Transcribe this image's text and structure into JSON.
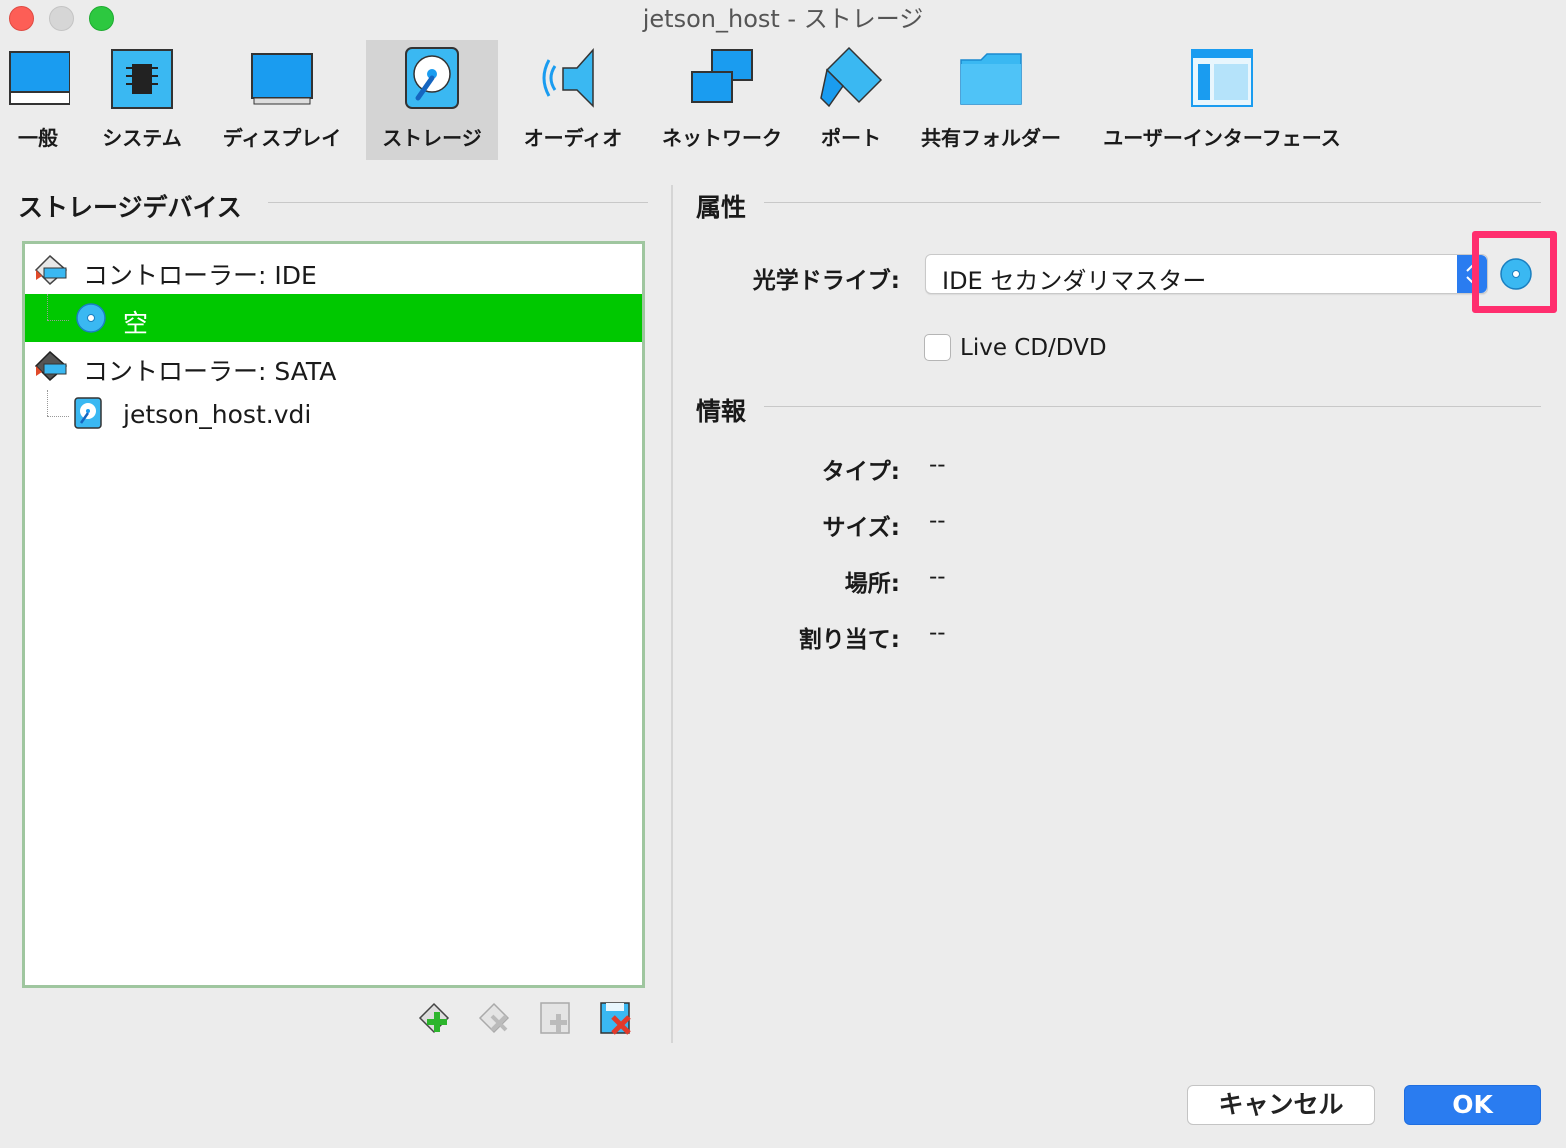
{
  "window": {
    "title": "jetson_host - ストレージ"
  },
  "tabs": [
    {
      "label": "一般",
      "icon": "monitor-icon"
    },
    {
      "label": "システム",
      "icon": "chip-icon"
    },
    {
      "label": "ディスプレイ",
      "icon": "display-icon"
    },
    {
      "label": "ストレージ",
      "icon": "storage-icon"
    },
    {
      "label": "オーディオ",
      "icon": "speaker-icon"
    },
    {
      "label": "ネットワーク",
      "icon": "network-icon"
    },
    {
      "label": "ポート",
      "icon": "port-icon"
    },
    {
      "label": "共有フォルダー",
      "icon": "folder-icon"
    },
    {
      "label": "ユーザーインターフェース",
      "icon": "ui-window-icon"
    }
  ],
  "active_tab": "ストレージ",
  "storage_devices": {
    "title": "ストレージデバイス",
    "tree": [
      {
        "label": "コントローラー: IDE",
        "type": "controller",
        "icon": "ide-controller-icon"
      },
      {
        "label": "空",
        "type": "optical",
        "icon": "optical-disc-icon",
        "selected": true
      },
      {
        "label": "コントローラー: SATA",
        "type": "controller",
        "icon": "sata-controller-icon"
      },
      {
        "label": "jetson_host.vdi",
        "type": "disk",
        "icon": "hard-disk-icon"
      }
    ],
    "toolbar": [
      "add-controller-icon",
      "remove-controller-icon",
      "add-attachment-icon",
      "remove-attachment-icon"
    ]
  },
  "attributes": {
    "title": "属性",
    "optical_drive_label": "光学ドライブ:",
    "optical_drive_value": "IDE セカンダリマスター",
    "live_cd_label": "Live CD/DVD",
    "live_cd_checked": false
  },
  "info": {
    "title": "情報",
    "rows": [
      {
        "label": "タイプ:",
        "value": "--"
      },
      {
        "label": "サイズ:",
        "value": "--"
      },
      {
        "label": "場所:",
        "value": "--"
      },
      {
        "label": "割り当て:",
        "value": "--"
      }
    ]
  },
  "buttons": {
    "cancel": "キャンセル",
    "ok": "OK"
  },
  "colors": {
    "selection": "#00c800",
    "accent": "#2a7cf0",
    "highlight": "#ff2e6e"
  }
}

==

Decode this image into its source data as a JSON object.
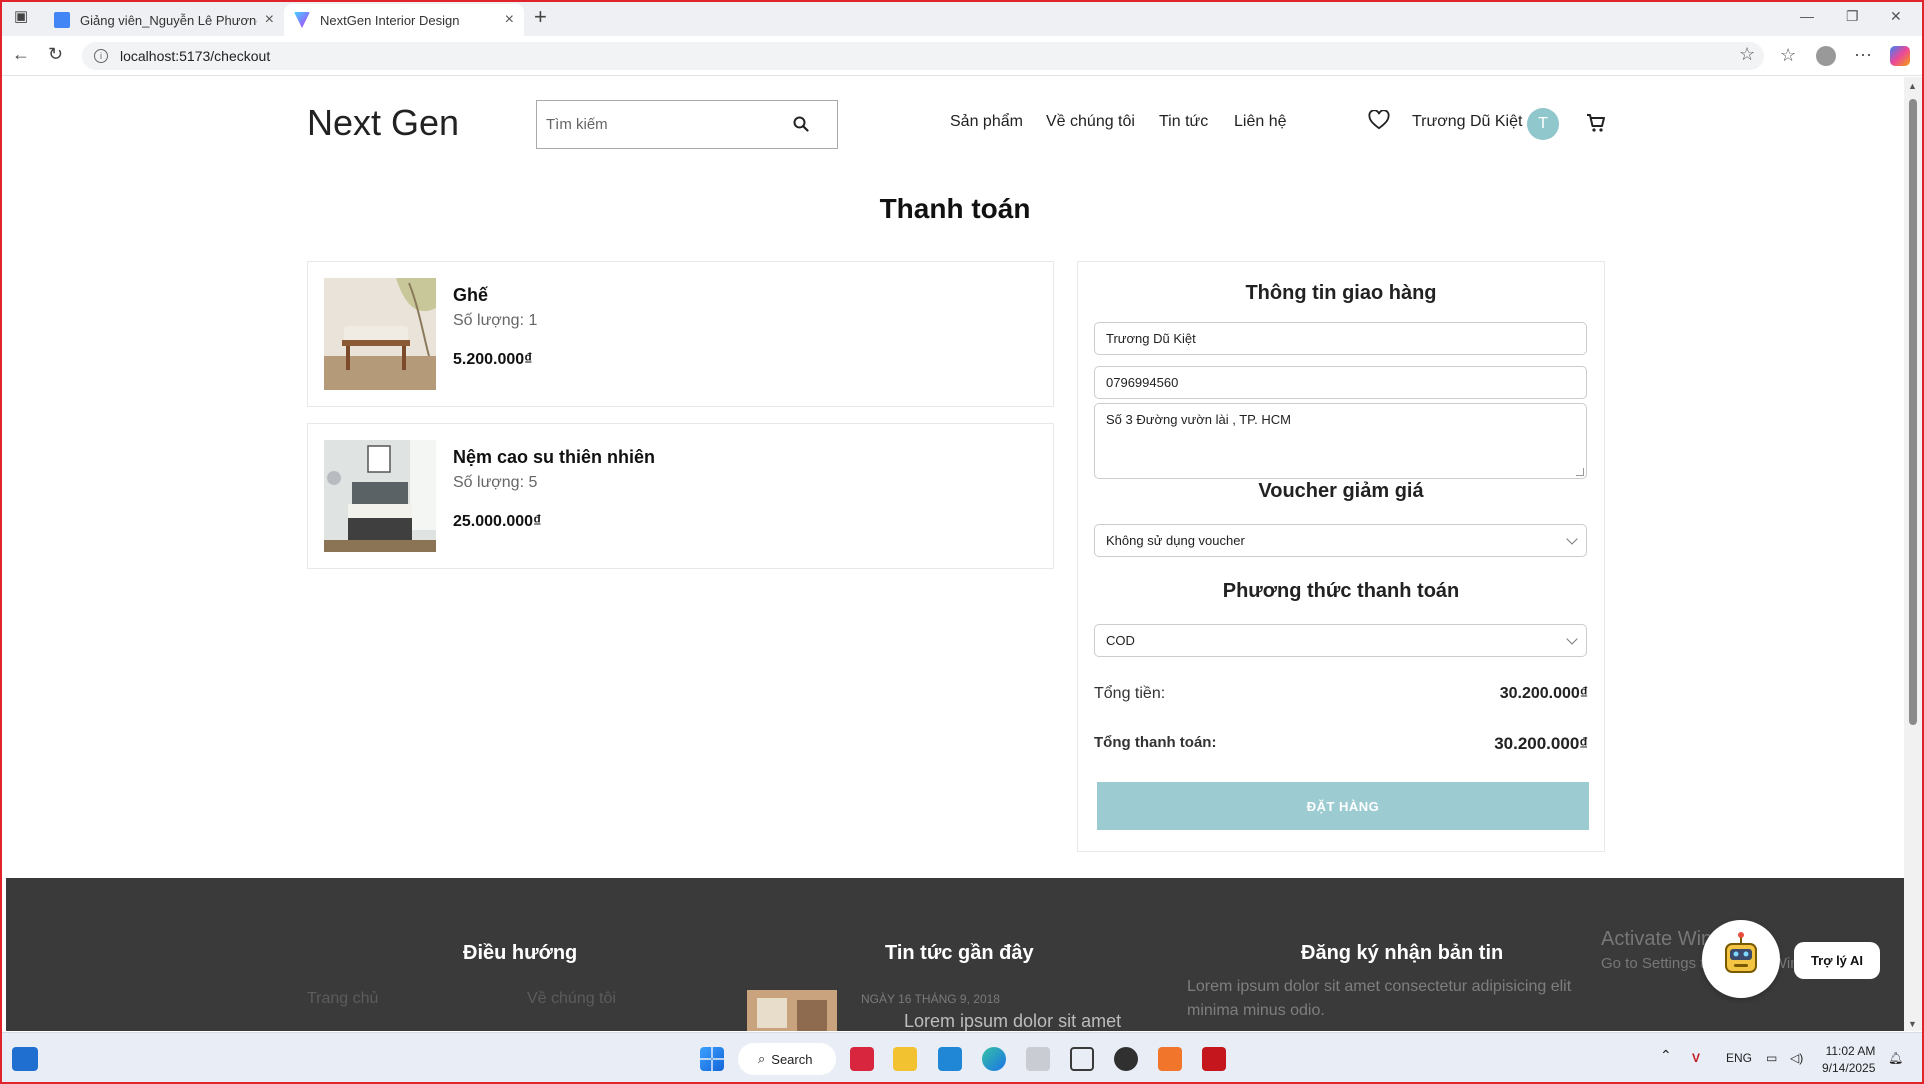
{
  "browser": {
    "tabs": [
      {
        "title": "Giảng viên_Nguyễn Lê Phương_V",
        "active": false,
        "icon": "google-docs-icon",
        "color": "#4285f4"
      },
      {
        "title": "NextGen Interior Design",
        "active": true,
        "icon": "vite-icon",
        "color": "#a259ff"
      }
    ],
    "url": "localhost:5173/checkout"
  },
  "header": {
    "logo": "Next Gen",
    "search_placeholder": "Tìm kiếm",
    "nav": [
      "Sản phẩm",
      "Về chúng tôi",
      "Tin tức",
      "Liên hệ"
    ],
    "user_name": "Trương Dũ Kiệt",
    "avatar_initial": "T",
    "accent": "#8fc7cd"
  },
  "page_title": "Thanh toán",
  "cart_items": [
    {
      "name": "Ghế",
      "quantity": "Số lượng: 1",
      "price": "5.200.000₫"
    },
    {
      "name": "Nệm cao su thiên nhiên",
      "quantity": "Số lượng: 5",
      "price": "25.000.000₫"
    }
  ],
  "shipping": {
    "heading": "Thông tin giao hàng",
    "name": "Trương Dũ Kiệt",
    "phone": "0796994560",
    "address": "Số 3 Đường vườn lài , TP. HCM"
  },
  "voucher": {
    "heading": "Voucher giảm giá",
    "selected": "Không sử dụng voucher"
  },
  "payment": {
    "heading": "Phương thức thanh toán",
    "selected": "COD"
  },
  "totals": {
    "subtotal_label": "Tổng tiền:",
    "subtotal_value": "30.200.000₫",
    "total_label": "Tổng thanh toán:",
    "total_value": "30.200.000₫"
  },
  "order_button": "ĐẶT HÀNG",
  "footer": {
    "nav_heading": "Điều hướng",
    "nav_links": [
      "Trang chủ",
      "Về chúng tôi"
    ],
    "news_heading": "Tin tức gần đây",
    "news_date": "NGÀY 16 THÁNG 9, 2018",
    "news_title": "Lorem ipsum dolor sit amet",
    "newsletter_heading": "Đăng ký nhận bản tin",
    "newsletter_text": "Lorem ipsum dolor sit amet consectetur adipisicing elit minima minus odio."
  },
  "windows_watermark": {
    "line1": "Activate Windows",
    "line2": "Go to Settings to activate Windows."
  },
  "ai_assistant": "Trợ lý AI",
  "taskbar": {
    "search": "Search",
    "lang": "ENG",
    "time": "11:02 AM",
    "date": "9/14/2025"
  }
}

* **Problem requirements**: In the records above, locate the lines holding the word "amet". Copy each of them.

* **Response to the exercise**:
    "news_title": "Lorem ipsum dolor sit amet",
    "newsletter_text": "Lorem ipsum dolor sit amet consectetur adipisicing elit minima minus odio."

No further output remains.